= TASK DIRECTIONS =
Isolate every line in the records below with "defined" in it.
====
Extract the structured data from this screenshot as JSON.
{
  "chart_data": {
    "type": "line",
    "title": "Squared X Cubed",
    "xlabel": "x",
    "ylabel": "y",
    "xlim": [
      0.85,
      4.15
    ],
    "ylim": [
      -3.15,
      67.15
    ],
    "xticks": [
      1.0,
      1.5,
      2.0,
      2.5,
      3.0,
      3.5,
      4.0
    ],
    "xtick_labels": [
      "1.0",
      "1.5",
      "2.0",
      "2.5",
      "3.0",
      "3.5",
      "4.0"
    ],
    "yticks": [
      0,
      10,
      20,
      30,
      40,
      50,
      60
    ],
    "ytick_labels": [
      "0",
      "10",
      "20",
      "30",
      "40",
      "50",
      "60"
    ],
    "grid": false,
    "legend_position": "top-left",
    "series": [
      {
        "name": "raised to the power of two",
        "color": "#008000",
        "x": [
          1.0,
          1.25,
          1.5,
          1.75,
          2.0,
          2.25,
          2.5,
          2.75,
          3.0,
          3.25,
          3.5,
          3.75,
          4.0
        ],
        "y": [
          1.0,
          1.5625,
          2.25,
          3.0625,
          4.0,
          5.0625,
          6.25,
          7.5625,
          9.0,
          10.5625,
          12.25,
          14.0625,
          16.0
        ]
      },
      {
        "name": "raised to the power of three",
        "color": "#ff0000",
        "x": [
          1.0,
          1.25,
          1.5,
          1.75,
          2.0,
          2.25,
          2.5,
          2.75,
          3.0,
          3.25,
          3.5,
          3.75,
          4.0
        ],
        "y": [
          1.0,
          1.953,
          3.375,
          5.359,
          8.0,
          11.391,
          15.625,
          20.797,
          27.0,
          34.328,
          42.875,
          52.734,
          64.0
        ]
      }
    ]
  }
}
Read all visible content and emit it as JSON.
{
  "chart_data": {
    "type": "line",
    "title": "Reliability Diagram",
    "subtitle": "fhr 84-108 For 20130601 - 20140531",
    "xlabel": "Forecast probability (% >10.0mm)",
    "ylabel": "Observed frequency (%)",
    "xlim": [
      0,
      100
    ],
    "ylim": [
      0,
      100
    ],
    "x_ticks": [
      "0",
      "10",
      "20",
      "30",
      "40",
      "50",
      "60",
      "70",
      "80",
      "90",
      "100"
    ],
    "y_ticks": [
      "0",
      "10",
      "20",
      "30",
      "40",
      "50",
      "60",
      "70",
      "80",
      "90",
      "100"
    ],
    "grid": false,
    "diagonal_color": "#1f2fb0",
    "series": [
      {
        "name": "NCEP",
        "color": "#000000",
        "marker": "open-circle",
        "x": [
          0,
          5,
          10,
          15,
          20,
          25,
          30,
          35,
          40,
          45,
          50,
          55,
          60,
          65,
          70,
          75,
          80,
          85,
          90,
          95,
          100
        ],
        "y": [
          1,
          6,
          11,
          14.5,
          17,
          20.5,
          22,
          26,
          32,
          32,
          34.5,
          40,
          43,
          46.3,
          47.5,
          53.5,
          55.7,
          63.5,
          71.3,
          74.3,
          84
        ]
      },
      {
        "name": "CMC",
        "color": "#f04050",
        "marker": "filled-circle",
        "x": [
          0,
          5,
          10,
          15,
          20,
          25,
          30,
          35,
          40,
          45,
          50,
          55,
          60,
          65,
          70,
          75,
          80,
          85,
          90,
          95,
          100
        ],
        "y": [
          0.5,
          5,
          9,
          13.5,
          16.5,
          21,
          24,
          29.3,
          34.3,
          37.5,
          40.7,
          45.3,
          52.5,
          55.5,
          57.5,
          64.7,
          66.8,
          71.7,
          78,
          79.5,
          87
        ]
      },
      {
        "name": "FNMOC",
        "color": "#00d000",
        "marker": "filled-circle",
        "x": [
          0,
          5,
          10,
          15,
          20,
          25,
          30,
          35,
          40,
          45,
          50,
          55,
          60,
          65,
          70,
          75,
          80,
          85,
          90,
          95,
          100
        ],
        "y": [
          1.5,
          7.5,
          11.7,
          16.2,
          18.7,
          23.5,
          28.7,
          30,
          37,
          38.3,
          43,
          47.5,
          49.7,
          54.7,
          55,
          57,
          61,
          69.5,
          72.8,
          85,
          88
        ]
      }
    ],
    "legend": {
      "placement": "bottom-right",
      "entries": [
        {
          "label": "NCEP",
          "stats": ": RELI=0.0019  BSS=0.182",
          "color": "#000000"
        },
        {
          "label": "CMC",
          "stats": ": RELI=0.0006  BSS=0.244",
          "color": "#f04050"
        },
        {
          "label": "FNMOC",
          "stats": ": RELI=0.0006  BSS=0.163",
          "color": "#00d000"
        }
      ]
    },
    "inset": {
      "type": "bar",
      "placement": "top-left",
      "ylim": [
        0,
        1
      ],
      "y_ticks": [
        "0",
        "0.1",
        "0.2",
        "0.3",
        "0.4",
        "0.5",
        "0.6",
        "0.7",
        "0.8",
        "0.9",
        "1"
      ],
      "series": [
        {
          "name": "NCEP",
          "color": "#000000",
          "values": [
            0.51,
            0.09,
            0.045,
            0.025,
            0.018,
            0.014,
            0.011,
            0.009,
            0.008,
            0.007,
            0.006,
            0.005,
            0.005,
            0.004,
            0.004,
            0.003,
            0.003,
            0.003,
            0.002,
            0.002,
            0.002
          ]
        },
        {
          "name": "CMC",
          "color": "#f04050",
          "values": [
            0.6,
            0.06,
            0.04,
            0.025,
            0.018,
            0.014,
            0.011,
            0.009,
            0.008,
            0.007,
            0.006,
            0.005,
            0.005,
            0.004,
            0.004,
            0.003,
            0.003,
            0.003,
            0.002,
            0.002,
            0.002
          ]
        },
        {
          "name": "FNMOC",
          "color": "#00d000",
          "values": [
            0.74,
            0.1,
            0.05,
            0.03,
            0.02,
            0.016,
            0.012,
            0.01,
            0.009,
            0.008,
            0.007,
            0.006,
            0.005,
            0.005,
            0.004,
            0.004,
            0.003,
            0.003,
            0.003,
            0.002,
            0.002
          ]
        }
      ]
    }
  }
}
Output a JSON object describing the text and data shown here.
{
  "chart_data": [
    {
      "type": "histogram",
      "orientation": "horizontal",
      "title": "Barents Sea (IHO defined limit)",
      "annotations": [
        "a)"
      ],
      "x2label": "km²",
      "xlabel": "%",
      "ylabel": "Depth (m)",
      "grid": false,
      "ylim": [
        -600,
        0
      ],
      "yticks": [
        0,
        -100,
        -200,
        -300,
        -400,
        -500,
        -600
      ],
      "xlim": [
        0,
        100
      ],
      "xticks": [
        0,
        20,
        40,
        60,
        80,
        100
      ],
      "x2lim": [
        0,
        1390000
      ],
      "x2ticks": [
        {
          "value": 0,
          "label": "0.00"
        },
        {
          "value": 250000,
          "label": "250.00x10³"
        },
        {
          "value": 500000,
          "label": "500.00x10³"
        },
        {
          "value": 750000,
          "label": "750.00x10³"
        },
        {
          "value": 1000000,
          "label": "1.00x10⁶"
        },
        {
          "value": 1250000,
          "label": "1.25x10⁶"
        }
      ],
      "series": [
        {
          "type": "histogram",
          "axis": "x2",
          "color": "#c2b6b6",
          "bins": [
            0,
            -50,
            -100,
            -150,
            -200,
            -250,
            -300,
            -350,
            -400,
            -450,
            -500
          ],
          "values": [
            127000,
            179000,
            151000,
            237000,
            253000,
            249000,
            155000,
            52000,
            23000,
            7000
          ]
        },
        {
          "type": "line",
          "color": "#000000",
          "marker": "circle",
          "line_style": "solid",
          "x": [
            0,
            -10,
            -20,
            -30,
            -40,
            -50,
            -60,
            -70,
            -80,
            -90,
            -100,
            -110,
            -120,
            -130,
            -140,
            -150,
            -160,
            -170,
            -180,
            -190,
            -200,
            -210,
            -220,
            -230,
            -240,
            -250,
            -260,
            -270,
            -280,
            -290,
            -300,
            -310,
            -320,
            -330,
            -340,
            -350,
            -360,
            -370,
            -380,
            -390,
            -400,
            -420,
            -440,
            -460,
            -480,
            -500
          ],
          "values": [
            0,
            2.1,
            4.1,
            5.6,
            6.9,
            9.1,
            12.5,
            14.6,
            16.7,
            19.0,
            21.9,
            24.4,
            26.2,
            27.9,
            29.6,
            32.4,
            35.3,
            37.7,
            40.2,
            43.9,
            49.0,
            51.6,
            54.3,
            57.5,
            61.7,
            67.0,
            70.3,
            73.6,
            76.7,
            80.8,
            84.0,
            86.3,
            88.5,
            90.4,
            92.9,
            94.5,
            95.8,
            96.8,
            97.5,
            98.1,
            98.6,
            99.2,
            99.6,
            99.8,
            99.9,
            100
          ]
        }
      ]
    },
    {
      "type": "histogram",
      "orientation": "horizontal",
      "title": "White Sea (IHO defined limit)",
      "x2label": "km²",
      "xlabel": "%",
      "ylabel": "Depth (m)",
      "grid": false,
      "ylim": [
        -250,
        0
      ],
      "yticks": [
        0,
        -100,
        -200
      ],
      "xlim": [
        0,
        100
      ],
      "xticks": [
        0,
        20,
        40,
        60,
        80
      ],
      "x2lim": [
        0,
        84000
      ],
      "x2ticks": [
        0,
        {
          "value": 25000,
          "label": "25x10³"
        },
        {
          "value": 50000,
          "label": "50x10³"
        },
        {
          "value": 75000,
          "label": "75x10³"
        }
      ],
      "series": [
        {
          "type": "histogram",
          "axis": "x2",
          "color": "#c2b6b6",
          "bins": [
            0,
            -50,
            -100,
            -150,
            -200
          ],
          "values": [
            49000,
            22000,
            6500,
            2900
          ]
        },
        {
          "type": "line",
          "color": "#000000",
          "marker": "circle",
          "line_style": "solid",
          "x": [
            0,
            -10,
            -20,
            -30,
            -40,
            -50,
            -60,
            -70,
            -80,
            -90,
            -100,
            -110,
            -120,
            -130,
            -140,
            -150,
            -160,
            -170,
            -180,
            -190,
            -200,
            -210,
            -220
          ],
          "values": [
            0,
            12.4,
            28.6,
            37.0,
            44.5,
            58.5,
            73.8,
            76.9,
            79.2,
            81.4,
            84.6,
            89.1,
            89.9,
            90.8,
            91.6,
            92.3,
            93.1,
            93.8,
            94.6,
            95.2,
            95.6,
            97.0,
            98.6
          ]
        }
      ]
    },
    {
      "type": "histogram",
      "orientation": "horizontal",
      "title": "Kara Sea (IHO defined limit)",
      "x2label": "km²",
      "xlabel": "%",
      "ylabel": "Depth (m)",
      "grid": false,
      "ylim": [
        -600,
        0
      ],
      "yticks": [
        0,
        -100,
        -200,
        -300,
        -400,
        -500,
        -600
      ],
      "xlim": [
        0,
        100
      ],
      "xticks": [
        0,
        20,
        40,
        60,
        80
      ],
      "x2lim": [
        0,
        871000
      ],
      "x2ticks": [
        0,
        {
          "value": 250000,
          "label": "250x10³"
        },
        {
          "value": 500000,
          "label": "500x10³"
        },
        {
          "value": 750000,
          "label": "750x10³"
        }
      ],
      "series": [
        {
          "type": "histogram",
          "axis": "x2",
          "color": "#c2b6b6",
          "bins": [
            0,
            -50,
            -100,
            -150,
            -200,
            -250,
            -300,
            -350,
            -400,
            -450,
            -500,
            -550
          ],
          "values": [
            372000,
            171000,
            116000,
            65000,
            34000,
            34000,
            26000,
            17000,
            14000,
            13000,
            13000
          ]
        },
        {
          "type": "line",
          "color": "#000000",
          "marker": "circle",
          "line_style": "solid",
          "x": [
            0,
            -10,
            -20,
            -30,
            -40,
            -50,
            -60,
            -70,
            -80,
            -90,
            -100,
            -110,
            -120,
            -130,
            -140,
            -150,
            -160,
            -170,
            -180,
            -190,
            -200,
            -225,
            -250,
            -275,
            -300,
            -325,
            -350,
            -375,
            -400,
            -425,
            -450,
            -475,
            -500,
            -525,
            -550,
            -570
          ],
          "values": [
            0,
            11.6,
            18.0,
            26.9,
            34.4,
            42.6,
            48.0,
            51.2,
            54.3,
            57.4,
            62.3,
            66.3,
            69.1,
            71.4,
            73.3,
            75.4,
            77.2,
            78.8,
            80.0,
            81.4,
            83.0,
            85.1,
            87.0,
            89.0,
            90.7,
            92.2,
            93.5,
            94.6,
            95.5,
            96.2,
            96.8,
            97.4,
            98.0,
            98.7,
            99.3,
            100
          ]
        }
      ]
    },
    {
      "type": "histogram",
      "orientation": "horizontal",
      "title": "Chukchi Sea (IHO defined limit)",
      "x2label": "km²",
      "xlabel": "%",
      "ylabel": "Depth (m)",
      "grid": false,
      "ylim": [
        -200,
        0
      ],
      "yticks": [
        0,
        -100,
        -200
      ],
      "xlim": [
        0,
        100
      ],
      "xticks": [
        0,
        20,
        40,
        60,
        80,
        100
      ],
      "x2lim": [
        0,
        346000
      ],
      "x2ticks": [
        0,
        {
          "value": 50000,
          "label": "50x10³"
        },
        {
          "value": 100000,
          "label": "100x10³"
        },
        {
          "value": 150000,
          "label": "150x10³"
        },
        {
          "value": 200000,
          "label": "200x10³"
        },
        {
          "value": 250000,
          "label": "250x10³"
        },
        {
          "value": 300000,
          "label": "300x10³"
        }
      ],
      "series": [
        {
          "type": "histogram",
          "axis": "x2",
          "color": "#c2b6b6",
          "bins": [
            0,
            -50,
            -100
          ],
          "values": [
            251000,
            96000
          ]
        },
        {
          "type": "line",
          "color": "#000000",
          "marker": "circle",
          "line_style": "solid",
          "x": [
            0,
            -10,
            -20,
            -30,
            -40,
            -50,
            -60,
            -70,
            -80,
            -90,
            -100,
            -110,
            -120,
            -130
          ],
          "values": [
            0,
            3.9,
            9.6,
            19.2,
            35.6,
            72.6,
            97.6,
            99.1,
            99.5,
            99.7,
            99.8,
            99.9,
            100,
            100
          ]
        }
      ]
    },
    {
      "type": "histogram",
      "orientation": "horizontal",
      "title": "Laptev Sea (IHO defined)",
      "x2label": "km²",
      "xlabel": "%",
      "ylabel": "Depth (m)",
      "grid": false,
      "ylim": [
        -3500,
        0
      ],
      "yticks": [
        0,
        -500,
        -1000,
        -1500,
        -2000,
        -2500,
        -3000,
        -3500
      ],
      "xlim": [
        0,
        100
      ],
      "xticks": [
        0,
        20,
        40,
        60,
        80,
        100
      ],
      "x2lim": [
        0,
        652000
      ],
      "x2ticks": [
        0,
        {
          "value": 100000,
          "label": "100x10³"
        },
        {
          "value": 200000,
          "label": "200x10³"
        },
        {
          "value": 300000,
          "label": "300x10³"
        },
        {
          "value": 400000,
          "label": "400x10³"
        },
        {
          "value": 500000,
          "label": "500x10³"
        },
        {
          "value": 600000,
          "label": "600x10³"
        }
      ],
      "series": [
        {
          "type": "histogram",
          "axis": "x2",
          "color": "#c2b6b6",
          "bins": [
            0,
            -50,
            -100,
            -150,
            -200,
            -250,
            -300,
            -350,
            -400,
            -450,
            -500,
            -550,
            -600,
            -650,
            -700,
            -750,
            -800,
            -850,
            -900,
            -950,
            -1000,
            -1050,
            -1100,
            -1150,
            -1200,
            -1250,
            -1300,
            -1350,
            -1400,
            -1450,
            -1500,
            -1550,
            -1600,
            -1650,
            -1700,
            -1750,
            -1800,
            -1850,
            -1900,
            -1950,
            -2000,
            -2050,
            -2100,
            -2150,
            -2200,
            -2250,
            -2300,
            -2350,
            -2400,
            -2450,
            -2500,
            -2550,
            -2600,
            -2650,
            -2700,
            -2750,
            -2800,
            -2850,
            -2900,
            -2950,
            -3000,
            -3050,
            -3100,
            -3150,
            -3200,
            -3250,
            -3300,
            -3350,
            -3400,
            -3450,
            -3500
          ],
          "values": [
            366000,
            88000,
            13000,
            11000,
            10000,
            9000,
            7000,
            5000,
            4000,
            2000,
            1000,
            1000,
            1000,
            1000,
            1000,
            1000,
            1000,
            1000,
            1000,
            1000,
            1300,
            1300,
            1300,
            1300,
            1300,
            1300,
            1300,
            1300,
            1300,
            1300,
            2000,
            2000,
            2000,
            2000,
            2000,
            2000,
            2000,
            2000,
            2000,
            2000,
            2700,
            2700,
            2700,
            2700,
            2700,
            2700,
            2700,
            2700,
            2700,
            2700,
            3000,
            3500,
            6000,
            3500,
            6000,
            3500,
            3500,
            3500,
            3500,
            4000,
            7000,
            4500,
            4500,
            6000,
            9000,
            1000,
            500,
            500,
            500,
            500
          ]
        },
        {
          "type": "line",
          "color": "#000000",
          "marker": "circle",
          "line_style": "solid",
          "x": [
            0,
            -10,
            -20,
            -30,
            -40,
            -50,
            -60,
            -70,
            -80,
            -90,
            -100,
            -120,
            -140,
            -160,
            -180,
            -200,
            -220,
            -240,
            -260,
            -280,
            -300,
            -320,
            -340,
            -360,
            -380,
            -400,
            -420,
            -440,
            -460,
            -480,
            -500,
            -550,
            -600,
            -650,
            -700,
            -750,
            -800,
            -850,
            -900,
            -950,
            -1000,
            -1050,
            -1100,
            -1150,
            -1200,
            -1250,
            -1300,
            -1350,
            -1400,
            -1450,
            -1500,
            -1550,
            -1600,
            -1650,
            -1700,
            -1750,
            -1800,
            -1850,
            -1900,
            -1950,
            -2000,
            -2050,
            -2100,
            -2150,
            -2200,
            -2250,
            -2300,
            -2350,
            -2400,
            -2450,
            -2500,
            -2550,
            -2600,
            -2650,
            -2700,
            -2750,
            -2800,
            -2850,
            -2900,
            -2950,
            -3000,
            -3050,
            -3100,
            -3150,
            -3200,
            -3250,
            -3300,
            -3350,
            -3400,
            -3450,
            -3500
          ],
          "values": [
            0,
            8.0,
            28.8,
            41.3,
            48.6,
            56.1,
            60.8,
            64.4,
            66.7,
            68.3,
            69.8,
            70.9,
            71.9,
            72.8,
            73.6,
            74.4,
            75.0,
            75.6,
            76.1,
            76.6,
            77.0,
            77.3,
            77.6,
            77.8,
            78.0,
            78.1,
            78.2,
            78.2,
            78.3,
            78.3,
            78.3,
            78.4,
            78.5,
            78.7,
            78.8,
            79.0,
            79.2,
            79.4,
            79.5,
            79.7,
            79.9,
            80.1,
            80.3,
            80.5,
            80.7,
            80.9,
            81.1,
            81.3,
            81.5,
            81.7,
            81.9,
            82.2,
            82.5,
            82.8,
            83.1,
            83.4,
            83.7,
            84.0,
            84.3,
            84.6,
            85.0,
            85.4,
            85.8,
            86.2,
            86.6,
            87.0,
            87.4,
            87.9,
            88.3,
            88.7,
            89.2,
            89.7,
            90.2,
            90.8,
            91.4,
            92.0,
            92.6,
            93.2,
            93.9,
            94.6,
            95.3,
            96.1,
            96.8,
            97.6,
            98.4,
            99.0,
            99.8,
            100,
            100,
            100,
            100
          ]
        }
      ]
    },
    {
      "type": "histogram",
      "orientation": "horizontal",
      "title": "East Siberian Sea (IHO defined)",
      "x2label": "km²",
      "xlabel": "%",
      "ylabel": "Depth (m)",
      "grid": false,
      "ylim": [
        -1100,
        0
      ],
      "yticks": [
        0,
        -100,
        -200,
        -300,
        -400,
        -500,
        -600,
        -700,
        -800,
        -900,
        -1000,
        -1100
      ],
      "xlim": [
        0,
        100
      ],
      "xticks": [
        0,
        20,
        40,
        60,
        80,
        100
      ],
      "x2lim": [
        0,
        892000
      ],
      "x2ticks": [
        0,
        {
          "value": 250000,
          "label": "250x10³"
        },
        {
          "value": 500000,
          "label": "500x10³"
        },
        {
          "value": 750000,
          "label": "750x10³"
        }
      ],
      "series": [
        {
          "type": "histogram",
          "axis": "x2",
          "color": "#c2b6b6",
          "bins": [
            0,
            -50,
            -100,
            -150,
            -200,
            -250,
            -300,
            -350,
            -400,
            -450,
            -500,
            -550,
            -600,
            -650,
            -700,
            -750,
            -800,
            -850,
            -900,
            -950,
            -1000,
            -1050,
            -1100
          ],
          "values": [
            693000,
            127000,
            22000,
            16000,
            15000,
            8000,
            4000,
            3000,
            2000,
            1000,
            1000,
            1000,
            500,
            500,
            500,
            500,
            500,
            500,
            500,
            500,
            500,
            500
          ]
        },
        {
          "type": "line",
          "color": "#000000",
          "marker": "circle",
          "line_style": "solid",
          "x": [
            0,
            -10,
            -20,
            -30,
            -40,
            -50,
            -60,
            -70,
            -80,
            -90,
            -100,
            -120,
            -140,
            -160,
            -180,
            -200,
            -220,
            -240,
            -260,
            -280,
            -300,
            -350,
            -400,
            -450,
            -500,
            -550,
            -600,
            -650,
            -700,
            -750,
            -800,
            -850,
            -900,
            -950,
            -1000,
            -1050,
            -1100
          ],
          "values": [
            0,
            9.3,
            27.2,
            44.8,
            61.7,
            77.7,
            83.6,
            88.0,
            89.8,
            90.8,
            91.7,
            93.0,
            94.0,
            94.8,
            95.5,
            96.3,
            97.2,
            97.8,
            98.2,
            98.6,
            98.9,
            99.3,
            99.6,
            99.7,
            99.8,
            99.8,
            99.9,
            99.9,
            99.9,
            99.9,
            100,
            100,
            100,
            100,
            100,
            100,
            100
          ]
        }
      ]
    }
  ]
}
====
= OUTPUT =
      "title": "Barents Sea (IHO defined limit)",
      "title": "White Sea (IHO defined limit)",
      "title": "Kara Sea (IHO defined limit)",
      "title": "Chukchi Sea (IHO defined limit)",
      "title": "Laptev Sea (IHO defined)",
      "title": "East Siberian Sea (IHO defined)",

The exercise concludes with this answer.